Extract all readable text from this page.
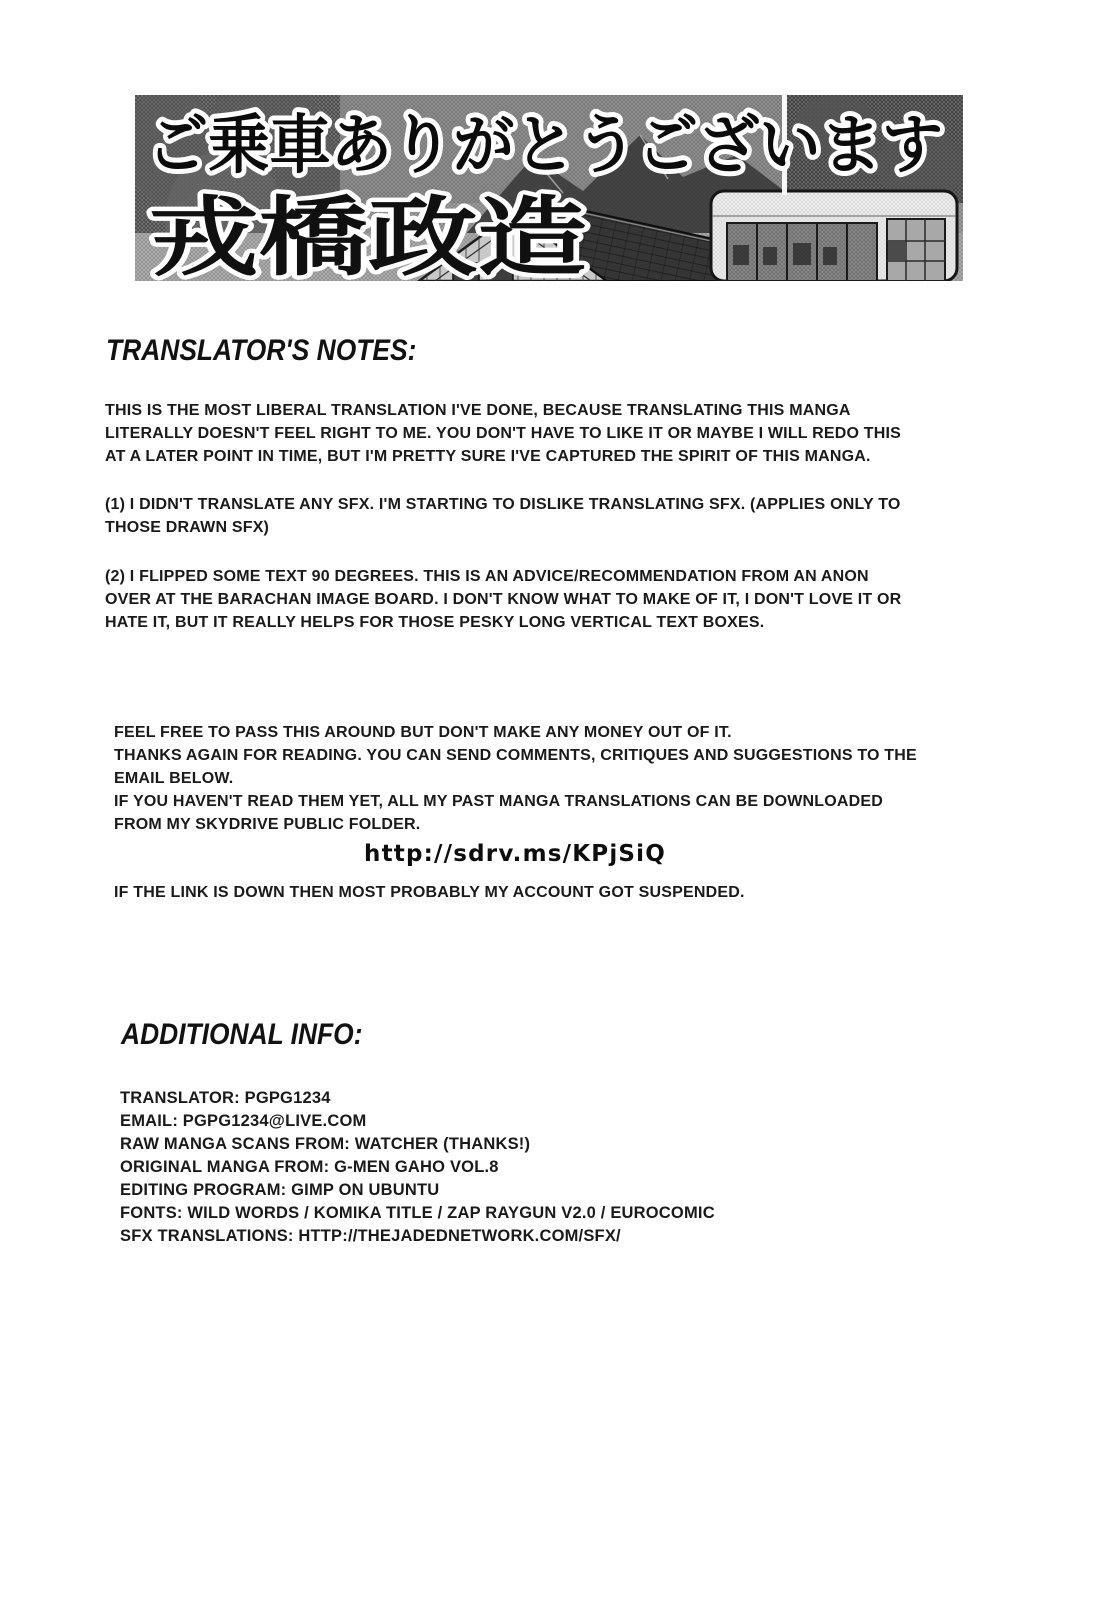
ご乗車ありがとうございます
戎橋政造
TRANSLATOR'S NOTES:
THIS IS THE MOST LIBERAL TRANSLATION I'VE DONE, BECAUSE TRANSLATING THIS MANGA
LITERALLY DOESN'T FEEL RIGHT TO ME. YOU DON'T HAVE TO LIKE IT OR MAYBE I WILL REDO THIS
AT A LATER POINT IN TIME, BUT I'M PRETTY SURE I'VE CAPTURED THE SPIRIT OF THIS MANGA.
(1) I DIDN'T TRANSLATE ANY SFX. I'M STARTING TO DISLIKE TRANSLATING SFX. (APPLIES ONLY TO
THOSE DRAWN SFX)
(2) I FLIPPED SOME TEXT 90 DEGREES. THIS IS AN ADVICE/RECOMMENDATION FROM AN ANON
OVER AT THE BARACHAN IMAGE BOARD. I DON'T KNOW WHAT TO MAKE OF IT, I DON'T LOVE IT OR
HATE IT, BUT IT REALLY HELPS FOR THOSE PESKY LONG VERTICAL TEXT BOXES.
FEEL FREE TO PASS THIS AROUND BUT DON'T MAKE ANY MONEY OUT OF IT.
THANKS AGAIN FOR READING. YOU CAN SEND COMMENTS, CRITIQUES AND SUGGESTIONS TO THE
EMAIL BELOW.
IF YOU HAVEN'T READ THEM YET, ALL MY PAST MANGA TRANSLATIONS CAN BE DOWNLOADED
FROM MY SKYDRIVE PUBLIC FOLDER.
http://sdrv.ms/KPjSiQ
IF THE LINK IS DOWN THEN MOST PROBABLY MY ACCOUNT GOT SUSPENDED.
ADDITIONAL INFO:
TRANSLATOR: PGPG1234
EMAIL: PGPG1234@LIVE.COM
RAW MANGA SCANS FROM: WATCHER (THANKS!)
ORIGINAL MANGA FROM: G-MEN GAHO VOL.8
EDITING PROGRAM: GIMP ON UBUNTU
FONTS: WILD WORDS / KOMIKA TITLE / ZAP RAYGUN V2.0 / EUROCOMIC
SFX TRANSLATIONS: HTTP://THEJADEDNETWORK.COM/SFX/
===============
**Challenge**
Transcribe the records above exactly, leaving out every picture.

**Exercise result**
Extract all readable text from this page.
ご乗車ありがとうございます
戎橋政造
TRANSLATOR'S NOTES:
THIS IS THE MOST LIBERAL TRANSLATION I'VE DONE, BECAUSE TRANSLATING THIS MANGA
LITERALLY DOESN'T FEEL RIGHT TO ME. YOU DON'T HAVE TO LIKE IT OR MAYBE I WILL REDO THIS
AT A LATER POINT IN TIME, BUT I'M PRETTY SURE I'VE CAPTURED THE SPIRIT OF THIS MANGA.
(1) I DIDN'T TRANSLATE ANY SFX. I'M STARTING TO DISLIKE TRANSLATING SFX. (APPLIES ONLY TO
THOSE DRAWN SFX)
(2) I FLIPPED SOME TEXT 90 DEGREES. THIS IS AN ADVICE/RECOMMENDATION FROM AN ANON
OVER AT THE BARACHAN IMAGE BOARD. I DON'T KNOW WHAT TO MAKE OF IT, I DON'T LOVE IT OR
HATE IT, BUT IT REALLY HELPS FOR THOSE PESKY LONG VERTICAL TEXT BOXES.
FEEL FREE TO PASS THIS AROUND BUT DON'T MAKE ANY MONEY OUT OF IT.
THANKS AGAIN FOR READING. YOU CAN SEND COMMENTS, CRITIQUES AND SUGGESTIONS TO THE
EMAIL BELOW.
IF YOU HAVEN'T READ THEM YET, ALL MY PAST MANGA TRANSLATIONS CAN BE DOWNLOADED
FROM MY SKYDRIVE PUBLIC FOLDER.
http://sdrv.ms/KPjSiQ
IF THE LINK IS DOWN THEN MOST PROBABLY MY ACCOUNT GOT SUSPENDED.
ADDITIONAL INFO:
TRANSLATOR: PGPG1234
EMAIL: PGPG1234@LIVE.COM
RAW MANGA SCANS FROM: WATCHER (THANKS!)
ORIGINAL MANGA FROM: G-MEN GAHO VOL.8
EDITING PROGRAM: GIMP ON UBUNTU
FONTS: WILD WORDS / KOMIKA TITLE / ZAP RAYGUN V2.0 / EUROCOMIC
SFX TRANSLATIONS: HTTP://THEJADEDNETWORK.COM/SFX/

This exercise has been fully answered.